> [Texte fourni]

══════

Il fallait que ça arrive. Nous sommes dans la période des premières fois. J'ai donc eu cet après-midi mon premier coup de colère, et ce ne sera pas le dernier! Un élève m'explique que je l'ai précédemment inscrit absent alors qu'il était présent. Le début de l'heure n'est déjà pas clair. Mais le pire est à venir: je surprends l'élève en question le regard dans le vague, avec aux lèvres l'énigmatique sourire de celui qui se demande pourquoi il est là et qui a décidé de s'en foutre. Ai-je raison, ai-je tort? Je n'en sais rien, mais les apparences sont là, contre l'élève. Que des apparences, me direz-vous. Je vous réponds: qui ne trompent pas, qui expriment un je m'en foutisme que l'enseignant ne peut tolérer. D'autant que j'ai prévenu les élèves dès la première heure: il connaisse mes exigences, pas de mauvaises surprises.

Pas question pour moi d'accepter cette attitude, la pire que je connaisse. Le "mauvais élève", le voilà, non pas intellectuellement, car je comprends parfaitement les difficultés que rencontrent les élèves en philosophie, et qui me trouveront toujours à leur côté pour défendre leur travail, leurs efforts, quel qu'en soit le résultat. Mais c'est moralement que l'élève peut être, au sens littéral, "mauvais", ne respectant pas l'accord tacite entre l'enseignant et lui, ignorant complètement les conséquences de ses inepties. Celui-là, dans l'année, je ne le rate pas. Il est un anti-modèle, un contre-exemple.

Je rappelle aux élèves la loi de l'école: ils sont ici pour travailler, je veux voir tout le monde travailler, singulièrement dans le dernier rang au fond de la classe, qui attire toujours mes soupçons. Prendre des notes, voilà ce que je veux voir constamment faire. Sinon, c'est le coup de gueule!

mercredi 10 septembre 2008

Ordre et ordre.

Jour après jour, petit à petit, les classes apparaissent, prennent un profil, surgissent du brouillard de la rentrée. Des figures s'imposent à ma vue, des personnes s'inscrivent dans ma mémoire. Ce sont d'abord les élèves qui osent prendre la parole. Ils sont quelques-uns, très peu, qui osent, et qui ainsi se font remarquer, pas toujours en bien. Et puis, il y a ceux qui font des conneries, malgré mes avertissements: cette fille, qui a rangé son stylo et ses feuilles alors qu'il reste encore deux minutes de cours. Cette autre élève qui consulte son téléphone portable sous sa table: elle me répond qu'elle l'éteint. Deux minutes avant la fin du cours? Bizarre, bizarre.

══════

(Entrées d'un jeu de données)
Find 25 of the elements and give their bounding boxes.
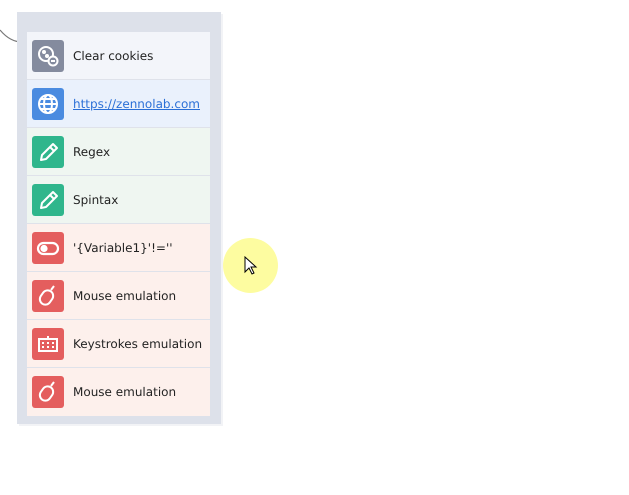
action-block[interactable]: Spintax (27, 176, 210, 224)
pencil-icon (32, 136, 64, 168)
toggle-icon (32, 232, 64, 264)
action-label: Mouse emulation (73, 385, 176, 399)
action-label: Clear cookies (73, 48, 154, 62)
mouse-icon (32, 376, 64, 408)
mouse-icon (32, 280, 64, 312)
action-block[interactable]: '{Variable1}'!='' (27, 224, 210, 272)
action-block[interactable]: Mouse emulation (27, 368, 210, 416)
cursor-icon (244, 256, 258, 276)
action-label: Mouse emulation (73, 288, 176, 302)
pencil-icon (32, 184, 64, 216)
keyboard-icon (32, 328, 64, 360)
url-link[interactable]: https://zennolab.com (73, 96, 200, 110)
action-block[interactable]: Clear cookies (27, 32, 210, 80)
action-block[interactable]: https://zennolab.com (27, 80, 210, 128)
action-block[interactable]: Regex (27, 128, 210, 176)
action-block[interactable]: Keystrokes emulation (27, 320, 210, 368)
action-label: Spintax (73, 192, 118, 206)
action-label: '{Variable1}'!='' (73, 240, 173, 254)
globe-icon (32, 88, 64, 120)
cookie-icon (32, 40, 64, 72)
action-label: Keystrokes emulation (73, 336, 202, 350)
action-block[interactable]: Mouse emulation (27, 272, 210, 320)
action-label: Regex (73, 144, 110, 158)
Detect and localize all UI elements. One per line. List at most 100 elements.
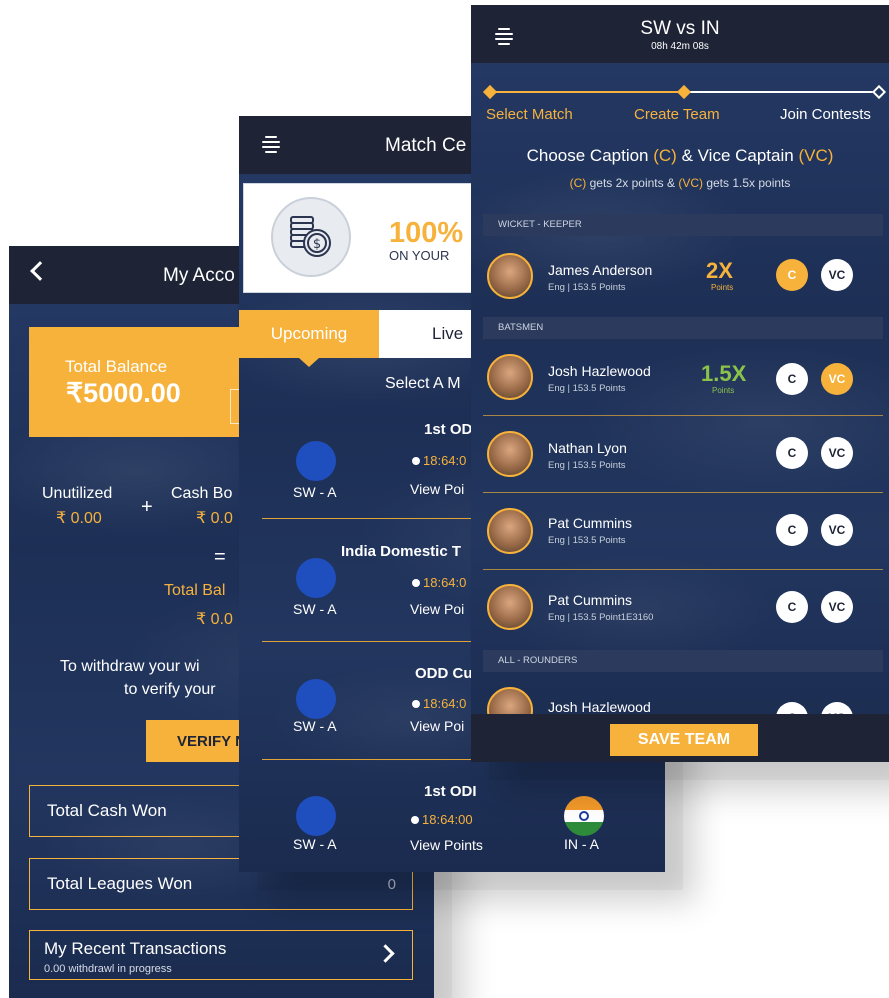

══════

> [Travail à faire]
[1] Reproduisez fidèlement un passage du texte fourni. Commencez aux mots « Pas question pour » et arrêtez-vous après « anti-modèle, un contre-exemple. ».
[2] Selon le texte fourni, pourquoi le « mauvais élève » l'est-il moralement et non intellectuellement ? Répondez en une à trois phrases.

> [Corrigé]
[1]
Pas question pour moi d'accepter cette attitude, la pire que je connaisse. Le "mauvais élève", le voilà, non pas intellectuellement, car je comprends parfaitement les difficultés que rencontrent les élèves en philosophie, et qui me trouveront toujours à leur côté pour défendre leur travail, leurs efforts, quel qu'en soit le résultat. Mais c'est moralement que l'élève peut être, au sens littéral, "mauvais", ne respectant pas l'accord tacite entre l'enseignant et lui, ignorant complètement les conséquences de ses inepties. Celui-là, dans l'année, je ne le rate pas. Il est un anti-modèle, un contre-exemple.

[2] Il n'est pas « mauvais » intellectuellement, car l'enseignant comprend parfaitement les difficultés que rencontrent les élèves en philosophie et défendra toujours leur travail et leurs efforts, quel qu'en soit le résultat. Il l'est moralement parce qu'il ne respecte pas l'accord tacite qui le lie à l'enseignant et qu'il ignore complètement les conséquences de ses inepties.